-- Stated task --
Present the following entries again, word for word and in full.

-- Material --

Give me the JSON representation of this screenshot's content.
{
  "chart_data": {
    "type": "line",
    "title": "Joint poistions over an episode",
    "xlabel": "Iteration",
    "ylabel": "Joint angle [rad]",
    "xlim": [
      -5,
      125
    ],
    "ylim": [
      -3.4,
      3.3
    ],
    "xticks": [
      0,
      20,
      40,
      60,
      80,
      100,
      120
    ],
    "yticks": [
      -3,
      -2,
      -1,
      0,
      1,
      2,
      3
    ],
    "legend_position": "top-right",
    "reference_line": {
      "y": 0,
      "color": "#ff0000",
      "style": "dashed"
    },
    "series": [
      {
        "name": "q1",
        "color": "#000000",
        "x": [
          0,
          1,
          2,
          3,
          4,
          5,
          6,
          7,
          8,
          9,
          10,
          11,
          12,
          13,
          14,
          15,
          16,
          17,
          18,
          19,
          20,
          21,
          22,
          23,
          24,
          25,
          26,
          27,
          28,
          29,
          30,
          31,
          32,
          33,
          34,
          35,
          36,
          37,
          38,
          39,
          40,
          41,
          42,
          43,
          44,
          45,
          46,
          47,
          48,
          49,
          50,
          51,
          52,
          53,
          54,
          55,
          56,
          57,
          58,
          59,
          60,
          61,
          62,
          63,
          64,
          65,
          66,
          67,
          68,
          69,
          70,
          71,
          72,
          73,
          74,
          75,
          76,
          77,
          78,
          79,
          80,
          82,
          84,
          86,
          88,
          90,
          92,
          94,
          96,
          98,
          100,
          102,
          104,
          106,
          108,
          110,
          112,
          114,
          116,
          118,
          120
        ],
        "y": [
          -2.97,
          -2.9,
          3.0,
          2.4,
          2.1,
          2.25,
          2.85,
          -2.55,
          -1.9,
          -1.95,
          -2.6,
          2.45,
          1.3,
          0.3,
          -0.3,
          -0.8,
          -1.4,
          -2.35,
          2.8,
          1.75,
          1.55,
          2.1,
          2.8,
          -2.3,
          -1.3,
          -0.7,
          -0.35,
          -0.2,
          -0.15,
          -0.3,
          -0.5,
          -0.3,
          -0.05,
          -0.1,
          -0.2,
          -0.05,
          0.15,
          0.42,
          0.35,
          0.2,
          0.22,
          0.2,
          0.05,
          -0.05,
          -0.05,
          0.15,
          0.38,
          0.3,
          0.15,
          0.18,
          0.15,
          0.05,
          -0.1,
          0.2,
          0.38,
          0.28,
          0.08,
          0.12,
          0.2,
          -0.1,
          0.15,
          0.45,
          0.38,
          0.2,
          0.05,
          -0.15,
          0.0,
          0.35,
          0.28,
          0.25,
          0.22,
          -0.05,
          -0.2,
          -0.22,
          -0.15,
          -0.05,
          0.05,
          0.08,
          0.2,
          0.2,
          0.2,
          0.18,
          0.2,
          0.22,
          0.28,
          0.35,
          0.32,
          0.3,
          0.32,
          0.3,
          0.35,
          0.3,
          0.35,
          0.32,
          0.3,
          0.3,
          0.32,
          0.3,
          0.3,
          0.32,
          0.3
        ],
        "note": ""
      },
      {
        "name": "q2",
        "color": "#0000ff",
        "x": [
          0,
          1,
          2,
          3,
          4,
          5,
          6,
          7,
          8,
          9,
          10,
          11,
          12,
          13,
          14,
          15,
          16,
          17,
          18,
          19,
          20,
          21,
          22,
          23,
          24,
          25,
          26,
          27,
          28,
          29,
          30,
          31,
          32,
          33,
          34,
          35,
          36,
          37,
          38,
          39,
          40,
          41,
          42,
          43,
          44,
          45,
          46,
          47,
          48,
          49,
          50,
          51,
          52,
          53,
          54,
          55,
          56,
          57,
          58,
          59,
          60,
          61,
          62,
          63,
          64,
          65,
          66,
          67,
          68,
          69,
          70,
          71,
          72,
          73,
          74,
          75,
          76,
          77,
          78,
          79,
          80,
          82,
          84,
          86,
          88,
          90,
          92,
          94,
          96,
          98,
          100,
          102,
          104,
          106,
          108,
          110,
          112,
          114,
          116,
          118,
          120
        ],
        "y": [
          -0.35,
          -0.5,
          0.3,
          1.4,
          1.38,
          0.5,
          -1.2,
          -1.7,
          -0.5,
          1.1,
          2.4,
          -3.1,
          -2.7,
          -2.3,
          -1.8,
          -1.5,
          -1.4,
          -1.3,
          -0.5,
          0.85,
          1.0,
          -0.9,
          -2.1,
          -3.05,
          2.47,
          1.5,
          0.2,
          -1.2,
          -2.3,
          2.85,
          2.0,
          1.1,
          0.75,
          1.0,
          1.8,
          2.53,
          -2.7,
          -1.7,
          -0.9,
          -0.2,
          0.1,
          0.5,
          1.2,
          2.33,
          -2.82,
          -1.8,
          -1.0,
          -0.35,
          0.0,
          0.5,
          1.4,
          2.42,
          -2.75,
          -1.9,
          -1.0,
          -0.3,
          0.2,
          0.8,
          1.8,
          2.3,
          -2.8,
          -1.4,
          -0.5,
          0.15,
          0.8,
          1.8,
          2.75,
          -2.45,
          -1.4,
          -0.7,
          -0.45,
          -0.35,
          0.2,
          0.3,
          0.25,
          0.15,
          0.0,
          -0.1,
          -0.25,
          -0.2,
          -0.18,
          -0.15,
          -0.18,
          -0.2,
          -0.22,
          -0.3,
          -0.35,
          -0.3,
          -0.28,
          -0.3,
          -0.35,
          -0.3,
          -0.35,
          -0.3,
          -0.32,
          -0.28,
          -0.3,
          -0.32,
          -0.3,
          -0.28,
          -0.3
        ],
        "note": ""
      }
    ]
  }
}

-- Answer --
Give me the JSON representation of this screenshot's content.
{
  "chart_data": {
    "type": "line",
    "title": "Joint poistions over an episode",
    "xlabel": "Iteration",
    "ylabel": "Joint angle [rad]",
    "xlim": [
      -5,
      125
    ],
    "ylim": [
      -3.4,
      3.3
    ],
    "xticks": [
      0,
      20,
      40,
      60,
      80,
      100,
      120
    ],
    "yticks": [
      -3,
      -2,
      -1,
      0,
      1,
      2,
      3
    ],
    "legend_position": "top-right",
    "reference_line": {
      "y": 0,
      "color": "#ff0000",
      "style": "dashed"
    },
    "series": [
      {
        "name": "q1",
        "color": "#000000",
        "x": [
          0,
          1,
          2,
          3,
          4,
          5,
          6,
          7,
          8,
          9,
          10,
          11,
          12,
          13,
          14,
          15,
          16,
          17,
          18,
          19,
          20,
          21,
          22,
          23,
          24,
          25,
          26,
          27,
          28,
          29,
          30,
          31,
          32,
          33,
          34,
          35,
          36,
          37,
          38,
          39,
          40,
          41,
          42,
          43,
          44,
          45,
          46,
          47,
          48,
          49,
          50,
          51,
          52,
          53,
          54,
          55,
          56,
          57,
          58,
          59,
          60,
          61,
          62,
          63,
          64,
          65,
          66,
          67,
          68,
          69,
          70,
          71,
          72,
          73,
          74,
          75,
          76,
          77,
          78,
          79,
          80,
          82,
          84,
          86,
          88,
          90,
          92,
          94,
          96,
          98,
          100,
          102,
          104,
          106,
          108,
          110,
          112,
          114,
          116,
          118,
          120
        ],
        "y": [
          -2.97,
          -2.9,
          3.0,
          2.4,
          2.1,
          2.25,
          2.85,
          -2.55,
          -1.9,
          -1.95,
          -2.6,
          2.45,
          1.3,
          0.3,
          -0.3,
          -0.8,
          -1.4,
          -2.35,
          2.8,
          1.75,
          1.55,
          2.1,
          2.8,
          -2.3,
          -1.3,
          -0.7,
          -0.35,
          -0.2,
          -0.15,
          -0.3,
          -0.5,
          -0.3,
          -0.05,
          -0.1,
          -0.2,
          -0.05,
          0.15,
          0.42,
          0.35,
          0.2,
          0.22,
          0.2,
          0.05,
          -0.05,
          -0.05,
          0.15,
          0.38,
          0.3,
          0.15,
          0.18,
          0.15,
          0.05,
          -0.1,
          0.2,
          0.38,
          0.28,
          0.08,
          0.12,
          0.2,
          -0.1,
          0.15,
          0.45,
          0.38,
          0.2,
          0.05,
          -0.15,
          0.0,
          0.35,
          0.28,
          0.25,
          0.22,
          -0.05,
          -0.2,
          -0.22,
          -0.15,
          -0.05,
          0.05,
          0.08,
          0.2,
          0.2,
          0.2,
          0.18,
          0.2,
          0.22,
          0.28,
          0.35,
          0.32,
          0.3,
          0.32,
          0.3,
          0.35,
          0.3,
          0.35,
          0.32,
          0.3,
          0.3,
          0.32,
          0.3,
          0.3,
          0.32,
          0.3
        ],
        "note": ""
      },
      {
        "name": "q2",
        "color": "#0000ff",
        "x": [
          0,
          1,
          2,
          3,
          4,
          5,
          6,
          7,
          8,
          9,
          10,
          11,
          12,
          13,
          14,
          15,
          16,
          17,
          18,
          19,
          20,
          21,
          22,
          23,
          24,
          25,
          26,
          27,
          28,
          29,
          30,
          31,
          32,
          33,
          34,
          35,
          36,
          37,
          38,
          39,
          40,
          41,
          42,
          43,
          44,
          45,
          46,
          47,
          48,
          49,
          50,
          51,
          52,
          53,
          54,
          55,
          56,
          57,
          58,
          59,
          60,
          61,
          62,
          63,
          64,
          65,
          66,
          67,
          68,
          69,
          70,
          71,
          72,
          73,
          74,
          75,
          76,
          77,
          78,
          79,
          80,
          82,
          84,
          86,
          88,
          90,
          92,
          94,
          96,
          98,
          100,
          102,
          104,
          106,
          108,
          110,
          112,
          114,
          116,
          118,
          120
        ],
        "y": [
          -0.35,
          -0.5,
          0.3,
          1.4,
          1.38,
          0.5,
          -1.2,
          -1.7,
          -0.5,
          1.1,
          2.4,
          -3.1,
          -2.7,
          -2.3,
          -1.8,
          -1.5,
          -1.4,
          -1.3,
          -0.5,
          0.85,
          1.0,
          -0.9,
          -2.1,
          -3.05,
          2.47,
          1.5,
          0.2,
          -1.2,
          -2.3,
          2.85,
          2.0,
          1.1,
          0.75,
          1.0,
          1.8,
          2.53,
          -2.7,
          -1.7,
          -0.9,
          -0.2,
          0.1,
          0.5,
          1.2,
          2.33,
          -2.82,
          -1.8,
          -1.0,
          -0.35,
          0.0,
          0.5,
          1.4,
          2.42,
          -2.75,
          -1.9,
          -1.0,
          -0.3,
          0.2,
          0.8,
          1.8,
          2.3,
          -2.8,
          -1.4,
          -0.5,
          0.15,
          0.8,
          1.8,
          2.75,
          -2.45,
          -1.4,
          -0.7,
          -0.45,
          -0.35,
          0.2,
          0.3,
          0.25,
          0.15,
          0.0,
          -0.1,
          -0.25,
          -0.2,
          -0.18,
          -0.15,
          -0.18,
          -0.2,
          -0.22,
          -0.3,
          -0.35,
          -0.3,
          -0.28,
          -0.3,
          -0.35,
          -0.3,
          -0.35,
          -0.3,
          -0.32,
          -0.28,
          -0.3,
          -0.32,
          -0.3,
          -0.28,
          -0.3
        ],
        "note": ""
      }
    ]
  }
}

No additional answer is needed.